> **What to produce**
Reproduce the records word for word, starting at their beginning and ending with the line that contains "The frame line 150 is at (813, 433).", including both ends. Leave the pictures out of your answer.
'''
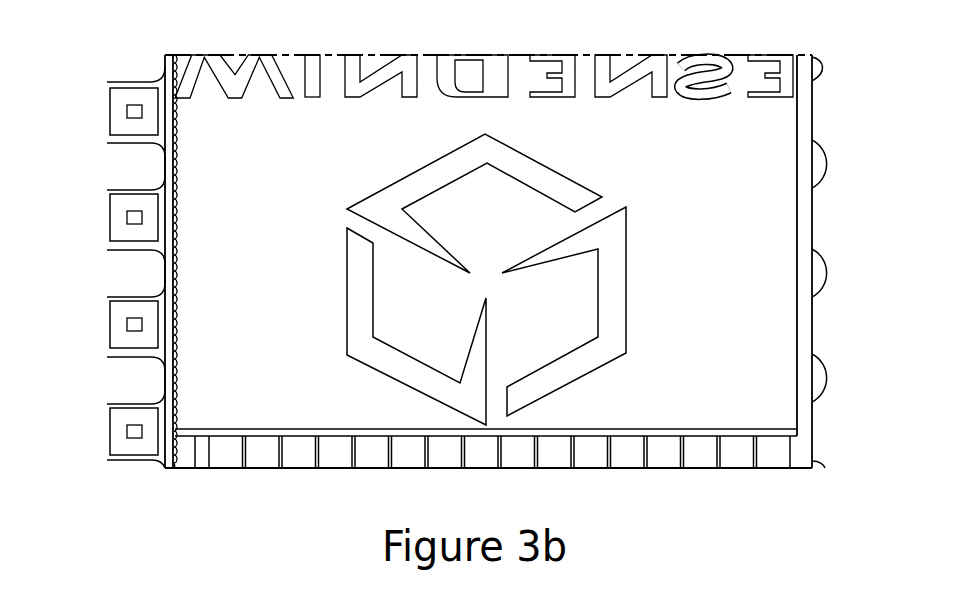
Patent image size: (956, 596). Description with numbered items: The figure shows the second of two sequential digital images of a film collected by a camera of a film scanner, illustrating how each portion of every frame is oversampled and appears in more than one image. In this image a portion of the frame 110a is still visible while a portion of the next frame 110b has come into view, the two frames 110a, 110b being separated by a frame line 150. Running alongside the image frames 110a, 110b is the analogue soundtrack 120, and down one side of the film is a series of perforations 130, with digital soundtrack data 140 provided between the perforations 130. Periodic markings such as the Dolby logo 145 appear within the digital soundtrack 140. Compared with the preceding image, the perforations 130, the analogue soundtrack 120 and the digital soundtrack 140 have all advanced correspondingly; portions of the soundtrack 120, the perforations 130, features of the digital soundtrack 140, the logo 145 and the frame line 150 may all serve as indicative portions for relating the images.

The frame 110a is at (677, 60).
The next frame 110b is at (553, 462).
The analogue soundtrack 120 is at (163, 65).
The perforations 130 is at (137, 65).
The digital soundtrack data 140 is at (117, 97).
The Dolby logo 145 is at (137, 110).
The frame line 150 is at (813, 433).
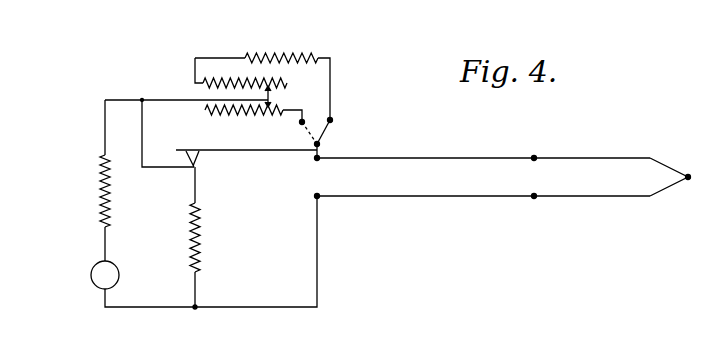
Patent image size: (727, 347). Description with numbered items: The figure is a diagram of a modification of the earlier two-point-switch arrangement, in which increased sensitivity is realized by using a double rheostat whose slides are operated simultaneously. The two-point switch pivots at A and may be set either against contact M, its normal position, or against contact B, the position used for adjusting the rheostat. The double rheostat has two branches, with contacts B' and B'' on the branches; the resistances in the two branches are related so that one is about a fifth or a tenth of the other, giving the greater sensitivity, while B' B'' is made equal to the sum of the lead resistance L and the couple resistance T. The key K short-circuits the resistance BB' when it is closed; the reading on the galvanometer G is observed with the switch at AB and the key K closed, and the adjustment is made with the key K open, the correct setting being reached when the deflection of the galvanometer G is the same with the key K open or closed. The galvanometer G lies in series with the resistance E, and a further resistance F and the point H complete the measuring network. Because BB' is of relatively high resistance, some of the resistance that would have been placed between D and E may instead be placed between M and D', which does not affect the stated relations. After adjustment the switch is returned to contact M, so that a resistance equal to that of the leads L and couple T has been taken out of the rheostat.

The rheostat branch point D is at (146, 90).
The resistance point D' is at (262, 77).
The resistance point E is at (85, 202).
The galvanometer G is at (105, 275).
The resistance F is at (194, 267).
The key K is at (246, 147).
The rheostat contact B'' is at (259, 83).
The rheostat contact B' is at (253, 104).
The switch contact B is at (297, 133).
The switch contact M is at (342, 123).
The switch arm pivot A is at (325, 139).
The lead resistance L is at (483, 173).
The circuit point H is at (470, 198).
The couple resistance T is at (639, 177).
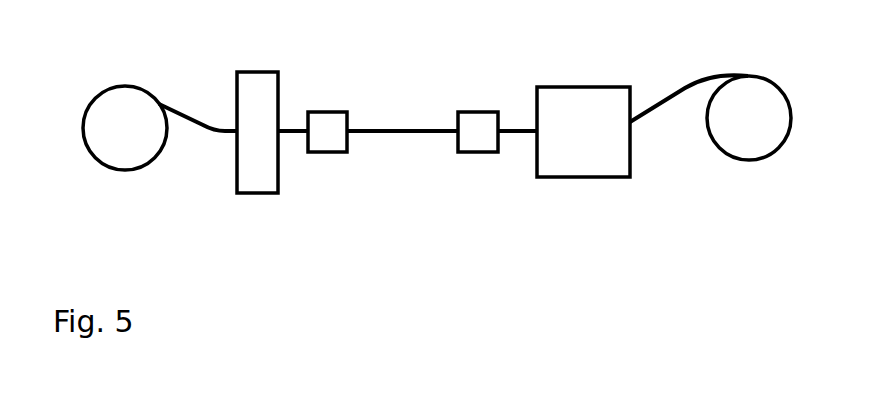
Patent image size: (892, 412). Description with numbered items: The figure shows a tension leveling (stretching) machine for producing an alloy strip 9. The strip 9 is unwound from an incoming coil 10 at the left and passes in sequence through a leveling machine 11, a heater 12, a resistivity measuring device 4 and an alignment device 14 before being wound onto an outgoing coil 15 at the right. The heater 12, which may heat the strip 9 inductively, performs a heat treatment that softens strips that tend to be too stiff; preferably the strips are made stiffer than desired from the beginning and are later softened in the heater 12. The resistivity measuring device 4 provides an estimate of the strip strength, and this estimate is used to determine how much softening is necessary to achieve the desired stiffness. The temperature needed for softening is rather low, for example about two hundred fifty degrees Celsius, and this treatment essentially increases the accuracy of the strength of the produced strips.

The incoming coil 10 is at (117, 157).
The leveling machine 11 is at (257, 180).
The heater 12 is at (327, 142).
The alloy strip 9 is at (405, 133).
The resistivity measuring device 4 is at (477, 140).
The alignment device 14 is at (585, 163).
The outgoing coil 15 is at (760, 138).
'''
> **Expected output**
Patent image size: (956, 596). Description with numbered items: The figure shows the second of two sequential digital images of a film collected by a camera of a film scanner, illustrating how each portion of every frame is oversampled and appears in more than one image. In this image a portion of the frame 110a is still visible while a portion of the next frame 110b has come into view, the two frames 110a, 110b being separated by a frame line 150. Running alongside the image frames 110a, 110b is the analogue soundtrack 120, and down one side of the film is a series of perforations 130, with digital soundtrack data 140 provided between the perforations 130. Periodic markings such as the Dolby logo 145 appear within the digital soundtrack 140. Compared with the preceding image, the perforations 130, the analogue soundtrack 120 and the digital soundtrack 140 have all advanced correspondingly; portions of the soundtrack 120, the perforations 130, features of the digital soundtrack 140, the logo 145 and the frame line 150 may all serve as indicative portions for relating the images.

The frame 110a is at (677, 60).
The next frame 110b is at (553, 462).
The analogue soundtrack 120 is at (163, 65).
The perforations 130 is at (137, 65).
The digital soundtrack data 140 is at (117, 97).
The Dolby logo 145 is at (137, 110).
The frame line 150 is at (813, 433).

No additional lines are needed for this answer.